═════ Texte
Devant le T, l’A est toûjours bref, comme : ătour, ăttrait, băteau, bătre, combătre, quand le mot finy par tion, l’A, qui précede est long, comme : collātion, prédicātion, appellātion, nātion, vocātion, obligātion, admirātion, il ne faut pourtant pas trop traîner sur l’A.


De la diphtongue
au.

Cette diphtongue est toûjours longue, comme : aūlne, saūge, aūtre, Claūde, paūvre, vaūtrer, fraūde, haūte, haūteur, faūte, saūver, Saūveur, &c.


De la syllabe A
devant l’V.

L’A devant l’V est long, pourveu que cét V soit suivy d’un E féminin, comme : grāve, cāve, hāve, concāve, brāve, entrāve, Gustāve, lāve ; mais s’il est suivy d’un E masculin il est bref, comme : grăvier, l’ăvoir, grăver.


De la syllabe E

devant l’R.

L’E devant l’R suivie d’un E féminin est long, vērre, misēre, sincēre, revēre, mais devant un E masculin il est bref, comme : vĕrrez, vĕrrons.
══════════
(Exercice court 1):
Répondez aux questions suivantes d'après le texte sur la quantité des syllabes.
(a) Quelle est toujours la quantité de la diphtongue au ?
(b) Comment est l'A devant le V quand ce V est suivi d'un E masculin ?
(c) Comment est l'E devant l'R quand celui-ci est suivi d'un E féminin ?
(Exercice court 2):
Poursuivez le texte sur la quantité des syllabes après sa dernière phrase.
═════ Lignes de données
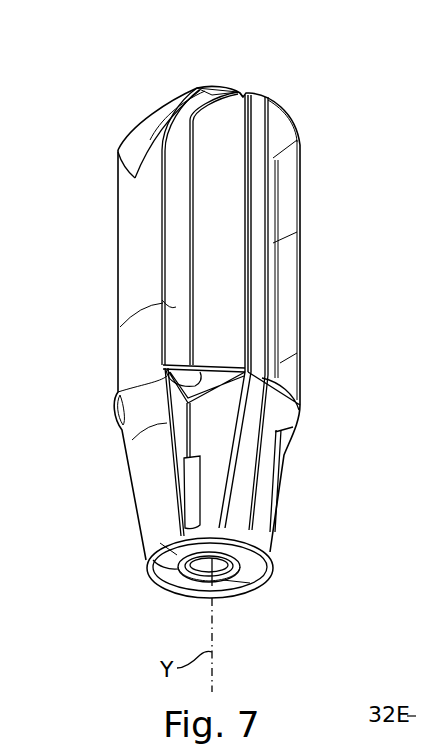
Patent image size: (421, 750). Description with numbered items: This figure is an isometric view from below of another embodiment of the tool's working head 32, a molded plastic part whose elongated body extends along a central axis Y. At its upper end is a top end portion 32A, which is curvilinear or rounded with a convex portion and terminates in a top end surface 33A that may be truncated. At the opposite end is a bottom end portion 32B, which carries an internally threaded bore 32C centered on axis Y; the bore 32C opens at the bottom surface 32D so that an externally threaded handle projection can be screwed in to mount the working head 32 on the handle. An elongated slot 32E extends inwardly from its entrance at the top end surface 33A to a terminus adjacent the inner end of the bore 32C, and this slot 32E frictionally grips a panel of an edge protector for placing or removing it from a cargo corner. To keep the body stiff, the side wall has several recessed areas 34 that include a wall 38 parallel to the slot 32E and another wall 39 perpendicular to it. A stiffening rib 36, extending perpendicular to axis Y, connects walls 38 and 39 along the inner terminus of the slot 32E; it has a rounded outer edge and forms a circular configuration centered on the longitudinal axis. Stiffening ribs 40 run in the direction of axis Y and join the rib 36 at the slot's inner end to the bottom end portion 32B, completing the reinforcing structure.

The working head 32 is at (347, 150).
The top end portion 32A is at (162, 123).
The bottom end portion 32B is at (190, 587).
The internally threaded bore 32C is at (223, 580).
The bottom surface 32D is at (165, 573).
The elongated slot 32E is at (255, 96).
The top end surface 33A is at (217, 85).
The recessed areas 34 is at (176, 307).
The stiffening rib 36 is at (166, 387).
The wall 38 is at (210, 193).
The wall 39 is at (175, 245).
The stiffening ribs 40 is at (183, 442).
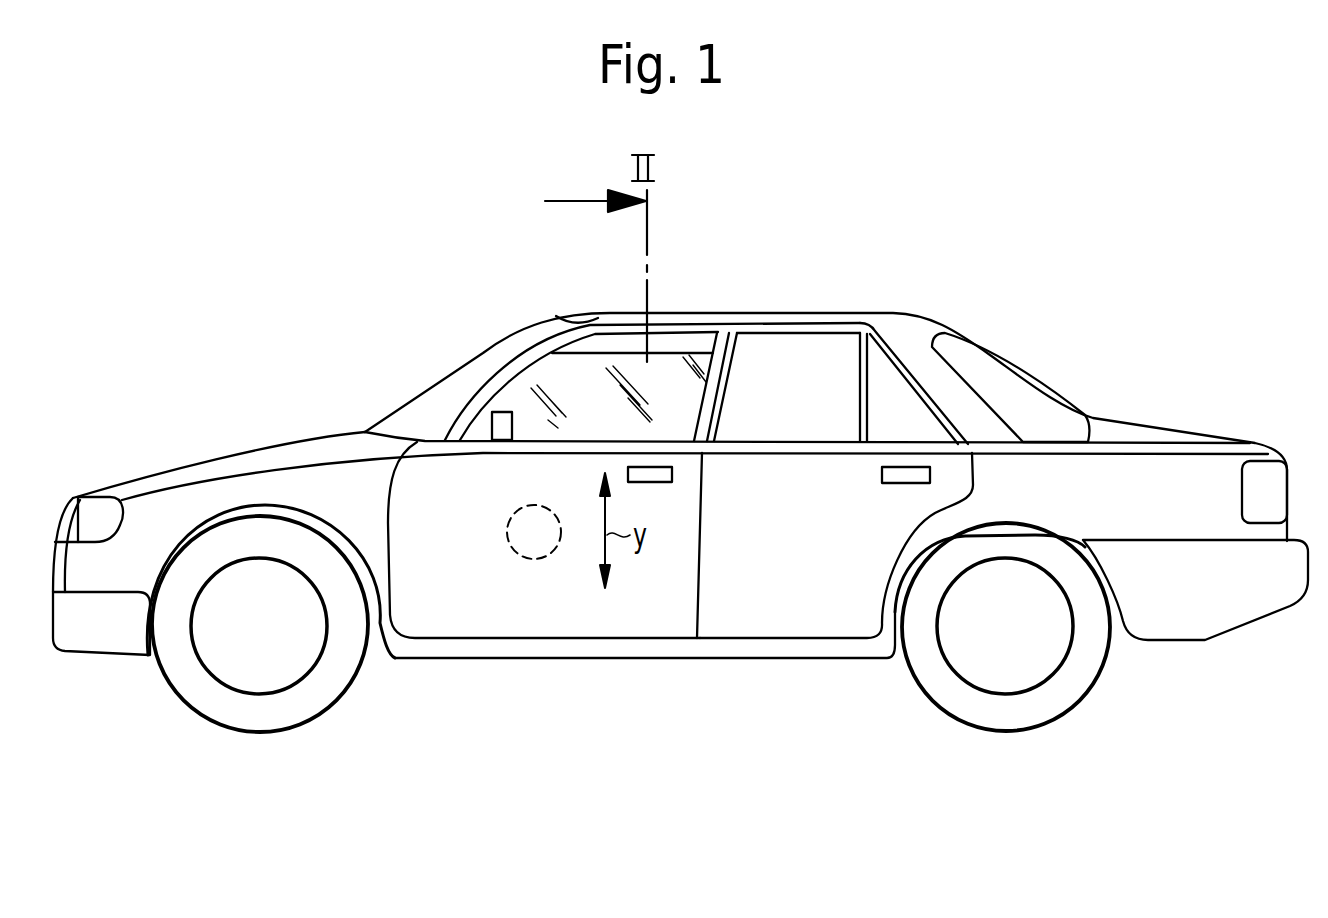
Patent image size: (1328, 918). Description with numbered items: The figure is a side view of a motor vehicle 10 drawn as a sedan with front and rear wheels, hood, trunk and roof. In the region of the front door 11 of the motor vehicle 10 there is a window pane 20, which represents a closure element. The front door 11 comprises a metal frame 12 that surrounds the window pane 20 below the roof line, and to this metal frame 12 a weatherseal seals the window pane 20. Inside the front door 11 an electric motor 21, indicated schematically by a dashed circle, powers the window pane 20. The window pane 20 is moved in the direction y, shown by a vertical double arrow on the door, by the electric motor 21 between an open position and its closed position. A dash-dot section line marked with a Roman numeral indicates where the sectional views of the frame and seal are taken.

The motor vehicle 10 is at (858, 285).
The front door 11 is at (558, 623).
The metal frame 12 is at (693, 325).
The window pane 20 is at (563, 372).
The electric motor 21 is at (508, 538).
══════════
(Réponse rédigée 1):
(a) Elle est toujours longue, comme dans « aūtre » ou « paūvre ».
(b) Il est bref, comme dans « grăvier » ou « grăver ».
(c) Il est long, comme dans « vērre » ou « misēre ».

(Réponse rédigée 2):
L’E devant l’R, suivy d’une consonne est bref, comme : mĕrle, mĕrlons, cavĕrne, modĕrne, fĕrme, ciĕrge, Conciĕrge, Viĕrge, aspĕrge, cĕrcle, & non, cavērne, modērne, fērme, comme on prononce en plusieurs Provinces & sur tout à Lyon.


Devant une S suivie d’une voyelle.

La syllabe E devant une S suivie d’une voyelle, ou devant un Z est toûjours longue, comme : Genēze, thēse, hypothēse.


Devant deux SS.

L’E devant deux SS est bref, comme : politĕsse, tendrĕsse, rudĕsse, richĕsse, Duchĕsse, Princĕsse ; il y en a quelques-uns d’exceptez, comme : prēsse, comprēsse, Abbēsse, interēsse, interēsser.


Devant l’S & le T.

Cette syllabe devant l’S & le T est toûjours longue, lors que l’S est muette, comme : tēste, fēste, arbalēste, tempēste, rēsve, rēsver, bēsler ; quand l’S se prononce l’E est bref, comme : lĕste, vĕste, rĕste, rĕster, funĕste, travĕstir.


Devant le T.

L’E est bref devant le T, comme : Prophĕte, trompĕtte, Interprĕte, discrĕtte, levrĕtte, civĕtte, thermomĕtre vergĕtte, burĕtte, &c.


De la diphtongue Eu.

Cette diphtongue est longue : crēuser, guēuser, mēugler, &c. excepté, seŭle, asseŭrer, fleŭron, fleŭret, effleŭrer, fleŭrir.


De la syllabe I

devant le B.

Elle est breve : lĭbre, calĭbre, équilĭbre, &c.


Devant le C.

L’I devant le C est long : servīce, escrevīce, benefīce, offīce, excepté : polĭce, vĭce, suplĭce.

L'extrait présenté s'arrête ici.